(Stored items)
------------------------------------------------
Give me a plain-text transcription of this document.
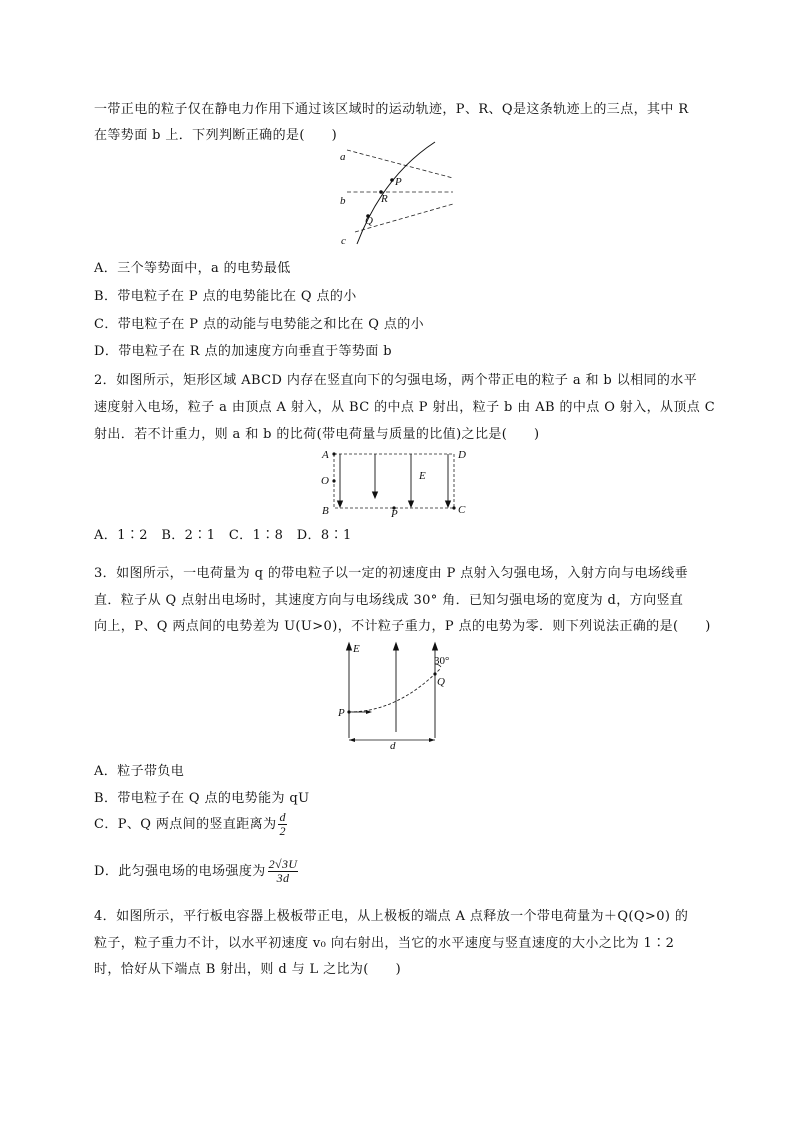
一带正电的粒子仅在静电力作用下通过该区域时的运动轨迹，P、R、Q是这条轨迹上的三点，其中 R
在等势面 b 上．下列判断正确的是(　　)
a
b
c
P
R
Q
A．三个等势面中，a 的电势最低
B．带电粒子在 P 点的电势能比在 Q 点的小
C．带电粒子在 P 点的动能与电势能之和比在 Q 点的小
D．带电粒子在 R 点的加速度方向垂直于等势面 b
2．如图所示，矩形区域 ABCD 内存在竖直向下的匀强电场，两个带正电的粒子 a 和 b 以相同的水平
速度射入电场，粒子 a 由顶点 A 射入，从 BC 的中点 P 射出，粒子 b 由 AB 的中点 O 射入，从顶点 C
射出．若不计重力，则 a 和 b 的比荷(带电荷量与质量的比值)之比是(　　)
A
O
B	P	C
D
E
A．1∶2　B．2∶1　C．1∶8　D．8∶1
3．如图所示，一电荷量为 q 的带电粒子以一定的初速度由 P 点射入匀强电场，入射方向与电场线垂
直．粒子从 Q 点射出电场时，其速度方向与电场线成 30° 角．已知匀强电场的宽度为 d，方向竖直
向上，P、Q 两点间的电势差为 U(U>0)，不计粒子重力，P 点的电势为零．则下列说法正确的是(　　)
E
30°
Q
P
d
A．粒子带负电
B．带电粒子在 Q 点的电势能为 qU
C．P、Q 两点间的竖直距离为 $\frac{d}{2}$
D．此匀强电场的电场强度为 $\frac{2√3U}{3d}$
4．如图所示，平行板电容器上极板带正电，从上极板的端点 A 点释放一个带电荷量为＋Q(Q>0) 的
粒子，粒子重力不计，以水平初速度 v₀ 向右射出，当它的水平速度与竖直速度的大小之比为 1∶2
时，恰好从下端点 B 射出，则 d 与 L 之比为(　　)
------------------------------------------------
> **Written task**
Say how many lines contain the string "如图所示", giving nothing but the count.

> **Final result**
3